TASK OBJECTIVE
How many lines in the entries below contain "JSON"? Answer with the number only.

RECORDS FOR THE TASK

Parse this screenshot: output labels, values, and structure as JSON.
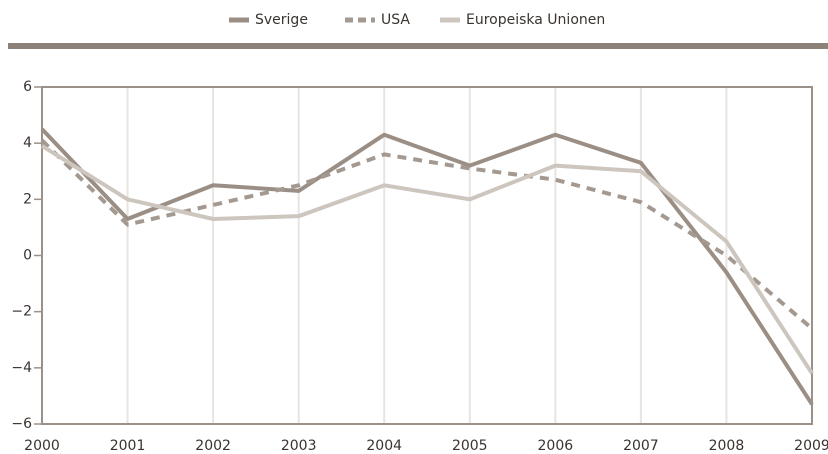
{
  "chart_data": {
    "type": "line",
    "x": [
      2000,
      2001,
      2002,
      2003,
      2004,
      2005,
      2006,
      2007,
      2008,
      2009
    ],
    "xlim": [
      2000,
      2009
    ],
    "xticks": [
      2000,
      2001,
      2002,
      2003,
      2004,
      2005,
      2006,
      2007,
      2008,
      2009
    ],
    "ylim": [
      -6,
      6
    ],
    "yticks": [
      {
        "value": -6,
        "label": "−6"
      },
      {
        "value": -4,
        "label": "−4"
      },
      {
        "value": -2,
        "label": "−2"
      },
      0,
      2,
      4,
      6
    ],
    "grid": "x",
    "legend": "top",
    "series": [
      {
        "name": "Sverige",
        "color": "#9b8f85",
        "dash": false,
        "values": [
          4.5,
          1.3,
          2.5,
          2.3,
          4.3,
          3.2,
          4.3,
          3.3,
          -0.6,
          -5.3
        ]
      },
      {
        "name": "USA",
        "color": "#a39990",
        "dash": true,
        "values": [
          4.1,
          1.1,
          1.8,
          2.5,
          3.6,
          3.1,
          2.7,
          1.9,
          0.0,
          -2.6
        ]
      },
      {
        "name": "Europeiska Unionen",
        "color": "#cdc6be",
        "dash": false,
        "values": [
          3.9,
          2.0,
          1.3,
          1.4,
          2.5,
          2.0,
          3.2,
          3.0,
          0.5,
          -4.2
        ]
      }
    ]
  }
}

==

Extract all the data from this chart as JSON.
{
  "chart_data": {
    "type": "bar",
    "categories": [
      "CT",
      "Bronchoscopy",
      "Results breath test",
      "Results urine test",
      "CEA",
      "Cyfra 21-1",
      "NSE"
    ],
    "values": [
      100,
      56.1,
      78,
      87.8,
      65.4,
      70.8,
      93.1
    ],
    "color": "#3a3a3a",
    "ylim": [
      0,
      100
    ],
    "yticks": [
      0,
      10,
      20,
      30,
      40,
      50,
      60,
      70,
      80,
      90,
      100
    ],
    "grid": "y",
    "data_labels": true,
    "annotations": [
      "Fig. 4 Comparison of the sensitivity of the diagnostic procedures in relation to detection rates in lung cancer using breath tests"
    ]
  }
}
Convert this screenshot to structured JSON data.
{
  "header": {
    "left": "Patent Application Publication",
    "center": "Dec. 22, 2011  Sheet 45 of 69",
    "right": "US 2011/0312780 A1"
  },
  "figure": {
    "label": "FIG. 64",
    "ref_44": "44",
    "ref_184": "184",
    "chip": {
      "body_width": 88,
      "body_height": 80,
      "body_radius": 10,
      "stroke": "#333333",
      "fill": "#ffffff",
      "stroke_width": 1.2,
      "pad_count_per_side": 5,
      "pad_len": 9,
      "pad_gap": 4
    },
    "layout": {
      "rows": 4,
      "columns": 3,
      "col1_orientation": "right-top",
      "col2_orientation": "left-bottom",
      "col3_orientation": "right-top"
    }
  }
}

==

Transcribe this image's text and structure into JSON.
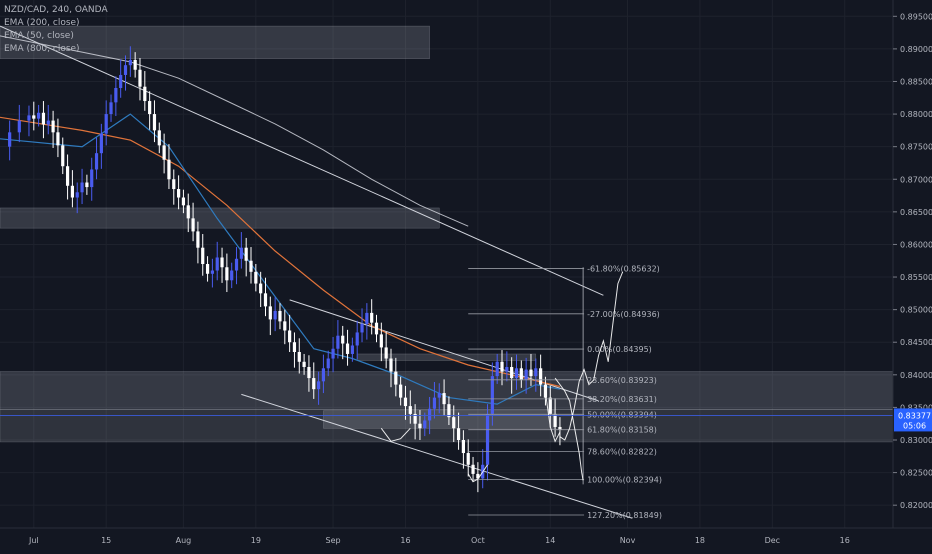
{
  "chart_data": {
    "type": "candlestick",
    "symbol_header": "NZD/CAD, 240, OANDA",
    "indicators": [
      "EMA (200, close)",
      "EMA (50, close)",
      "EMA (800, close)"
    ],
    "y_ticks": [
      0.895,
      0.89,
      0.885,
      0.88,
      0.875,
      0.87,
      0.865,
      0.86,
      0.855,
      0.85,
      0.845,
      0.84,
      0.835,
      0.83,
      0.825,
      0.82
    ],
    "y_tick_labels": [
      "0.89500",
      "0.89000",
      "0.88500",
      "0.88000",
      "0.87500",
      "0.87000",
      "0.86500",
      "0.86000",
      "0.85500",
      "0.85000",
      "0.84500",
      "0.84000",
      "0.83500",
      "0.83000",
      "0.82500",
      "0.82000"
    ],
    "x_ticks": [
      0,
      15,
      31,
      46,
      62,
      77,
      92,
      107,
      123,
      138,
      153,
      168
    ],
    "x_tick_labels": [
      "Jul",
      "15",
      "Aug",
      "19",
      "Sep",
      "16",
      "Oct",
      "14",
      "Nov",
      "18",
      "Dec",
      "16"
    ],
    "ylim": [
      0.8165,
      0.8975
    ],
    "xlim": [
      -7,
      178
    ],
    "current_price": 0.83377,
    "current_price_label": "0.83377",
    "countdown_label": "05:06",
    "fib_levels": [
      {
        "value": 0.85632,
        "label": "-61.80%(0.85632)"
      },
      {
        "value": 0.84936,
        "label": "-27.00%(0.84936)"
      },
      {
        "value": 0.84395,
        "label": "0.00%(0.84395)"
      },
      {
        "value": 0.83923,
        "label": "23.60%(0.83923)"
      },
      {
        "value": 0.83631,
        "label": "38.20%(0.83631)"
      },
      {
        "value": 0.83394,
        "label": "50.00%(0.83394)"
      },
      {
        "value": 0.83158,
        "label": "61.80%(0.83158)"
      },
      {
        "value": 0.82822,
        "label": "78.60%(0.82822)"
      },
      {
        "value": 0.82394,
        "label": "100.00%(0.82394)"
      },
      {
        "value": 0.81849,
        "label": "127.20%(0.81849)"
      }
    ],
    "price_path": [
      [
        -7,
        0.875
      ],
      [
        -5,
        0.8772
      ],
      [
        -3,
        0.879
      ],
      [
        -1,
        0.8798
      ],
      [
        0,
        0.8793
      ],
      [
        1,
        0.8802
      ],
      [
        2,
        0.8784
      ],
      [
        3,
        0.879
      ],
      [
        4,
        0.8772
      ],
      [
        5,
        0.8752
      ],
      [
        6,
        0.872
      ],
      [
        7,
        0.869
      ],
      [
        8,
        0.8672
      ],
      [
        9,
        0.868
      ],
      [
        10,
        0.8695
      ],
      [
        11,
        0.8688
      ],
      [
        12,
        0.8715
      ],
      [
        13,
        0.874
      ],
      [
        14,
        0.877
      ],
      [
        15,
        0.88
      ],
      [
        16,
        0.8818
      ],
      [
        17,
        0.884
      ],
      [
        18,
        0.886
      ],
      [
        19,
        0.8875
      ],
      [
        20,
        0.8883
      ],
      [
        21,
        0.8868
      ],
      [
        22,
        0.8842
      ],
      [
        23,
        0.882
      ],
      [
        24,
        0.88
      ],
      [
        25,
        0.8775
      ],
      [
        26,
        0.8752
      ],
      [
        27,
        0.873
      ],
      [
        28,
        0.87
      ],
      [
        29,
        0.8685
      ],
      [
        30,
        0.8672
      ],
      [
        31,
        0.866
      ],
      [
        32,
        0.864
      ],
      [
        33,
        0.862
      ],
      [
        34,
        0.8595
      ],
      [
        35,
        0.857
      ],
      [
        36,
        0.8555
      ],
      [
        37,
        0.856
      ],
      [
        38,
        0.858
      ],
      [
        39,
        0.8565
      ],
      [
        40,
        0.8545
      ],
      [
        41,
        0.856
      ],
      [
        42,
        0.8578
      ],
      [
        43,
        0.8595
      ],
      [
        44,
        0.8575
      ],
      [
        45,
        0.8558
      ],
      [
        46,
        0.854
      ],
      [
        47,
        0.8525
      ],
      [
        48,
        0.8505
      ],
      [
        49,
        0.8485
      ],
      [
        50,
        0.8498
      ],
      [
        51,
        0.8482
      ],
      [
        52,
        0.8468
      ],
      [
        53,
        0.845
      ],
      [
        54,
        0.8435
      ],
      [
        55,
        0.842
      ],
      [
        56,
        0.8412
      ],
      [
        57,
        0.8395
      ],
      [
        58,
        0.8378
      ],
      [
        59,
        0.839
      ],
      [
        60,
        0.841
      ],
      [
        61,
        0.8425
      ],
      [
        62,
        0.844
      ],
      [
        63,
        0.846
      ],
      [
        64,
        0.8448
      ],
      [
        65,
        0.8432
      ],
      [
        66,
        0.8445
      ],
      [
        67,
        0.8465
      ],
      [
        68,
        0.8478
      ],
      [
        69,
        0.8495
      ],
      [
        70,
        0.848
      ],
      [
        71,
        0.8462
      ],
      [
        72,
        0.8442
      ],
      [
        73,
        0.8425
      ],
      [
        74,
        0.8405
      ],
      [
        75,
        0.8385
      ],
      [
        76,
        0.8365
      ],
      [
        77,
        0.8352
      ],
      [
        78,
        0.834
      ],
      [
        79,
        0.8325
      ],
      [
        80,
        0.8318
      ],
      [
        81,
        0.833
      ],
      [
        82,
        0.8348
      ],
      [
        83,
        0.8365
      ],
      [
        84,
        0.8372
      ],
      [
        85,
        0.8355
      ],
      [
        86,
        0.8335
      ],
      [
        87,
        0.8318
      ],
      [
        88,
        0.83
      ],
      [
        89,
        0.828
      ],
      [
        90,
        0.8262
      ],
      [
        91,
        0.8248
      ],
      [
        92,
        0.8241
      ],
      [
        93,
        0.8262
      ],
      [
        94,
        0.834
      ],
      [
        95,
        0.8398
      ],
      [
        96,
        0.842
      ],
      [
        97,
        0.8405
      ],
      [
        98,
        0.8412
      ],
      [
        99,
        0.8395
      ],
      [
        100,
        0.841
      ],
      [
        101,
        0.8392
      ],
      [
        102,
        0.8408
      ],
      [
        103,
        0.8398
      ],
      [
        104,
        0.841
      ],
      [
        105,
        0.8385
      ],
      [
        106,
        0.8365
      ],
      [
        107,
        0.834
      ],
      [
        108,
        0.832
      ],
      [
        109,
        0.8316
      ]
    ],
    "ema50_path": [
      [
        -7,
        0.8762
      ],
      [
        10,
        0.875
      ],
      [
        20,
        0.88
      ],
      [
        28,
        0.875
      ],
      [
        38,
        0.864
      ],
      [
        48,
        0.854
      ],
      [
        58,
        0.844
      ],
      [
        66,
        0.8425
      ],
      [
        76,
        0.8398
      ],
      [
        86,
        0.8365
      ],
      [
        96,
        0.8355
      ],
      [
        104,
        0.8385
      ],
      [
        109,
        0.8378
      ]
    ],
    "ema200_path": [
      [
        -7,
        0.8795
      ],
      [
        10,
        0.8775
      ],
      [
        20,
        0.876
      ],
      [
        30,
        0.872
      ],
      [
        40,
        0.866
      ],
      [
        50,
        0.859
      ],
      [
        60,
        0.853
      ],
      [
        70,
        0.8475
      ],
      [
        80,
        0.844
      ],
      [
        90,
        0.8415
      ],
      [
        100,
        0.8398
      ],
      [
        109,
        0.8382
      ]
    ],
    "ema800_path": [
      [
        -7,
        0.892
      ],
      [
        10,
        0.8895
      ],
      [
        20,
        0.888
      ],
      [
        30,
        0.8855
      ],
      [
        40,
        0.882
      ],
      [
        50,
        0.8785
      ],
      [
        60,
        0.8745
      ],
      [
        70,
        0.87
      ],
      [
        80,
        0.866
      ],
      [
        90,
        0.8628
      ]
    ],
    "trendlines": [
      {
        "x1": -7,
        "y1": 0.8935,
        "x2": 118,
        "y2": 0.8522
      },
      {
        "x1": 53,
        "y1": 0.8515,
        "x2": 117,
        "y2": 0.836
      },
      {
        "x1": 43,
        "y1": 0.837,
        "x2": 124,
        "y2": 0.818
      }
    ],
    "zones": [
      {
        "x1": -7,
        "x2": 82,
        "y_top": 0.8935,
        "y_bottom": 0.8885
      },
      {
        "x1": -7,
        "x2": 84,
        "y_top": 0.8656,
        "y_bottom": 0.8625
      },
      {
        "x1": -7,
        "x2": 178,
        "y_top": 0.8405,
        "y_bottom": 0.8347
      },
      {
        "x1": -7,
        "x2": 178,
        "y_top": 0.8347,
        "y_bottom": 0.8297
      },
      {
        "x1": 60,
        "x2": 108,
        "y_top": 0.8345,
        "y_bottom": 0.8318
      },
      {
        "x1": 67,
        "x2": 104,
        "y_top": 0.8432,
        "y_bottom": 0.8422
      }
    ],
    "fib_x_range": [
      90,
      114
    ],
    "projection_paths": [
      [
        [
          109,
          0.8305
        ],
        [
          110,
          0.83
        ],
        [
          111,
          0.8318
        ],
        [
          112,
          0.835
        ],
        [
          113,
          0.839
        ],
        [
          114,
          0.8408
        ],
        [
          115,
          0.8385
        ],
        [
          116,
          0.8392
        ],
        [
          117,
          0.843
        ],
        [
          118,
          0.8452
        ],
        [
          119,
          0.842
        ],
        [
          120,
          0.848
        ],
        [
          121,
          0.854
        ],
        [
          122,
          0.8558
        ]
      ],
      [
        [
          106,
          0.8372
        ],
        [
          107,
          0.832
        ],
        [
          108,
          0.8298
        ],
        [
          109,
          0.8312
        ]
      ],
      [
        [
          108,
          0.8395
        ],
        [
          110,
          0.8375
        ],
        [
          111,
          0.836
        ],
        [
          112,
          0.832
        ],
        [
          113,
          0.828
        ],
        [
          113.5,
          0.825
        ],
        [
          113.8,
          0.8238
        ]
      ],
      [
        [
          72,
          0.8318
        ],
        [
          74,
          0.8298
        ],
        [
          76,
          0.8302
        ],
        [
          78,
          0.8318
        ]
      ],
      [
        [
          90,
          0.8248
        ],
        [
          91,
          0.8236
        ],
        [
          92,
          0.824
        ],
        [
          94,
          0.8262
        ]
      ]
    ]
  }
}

FINISHED TASK
4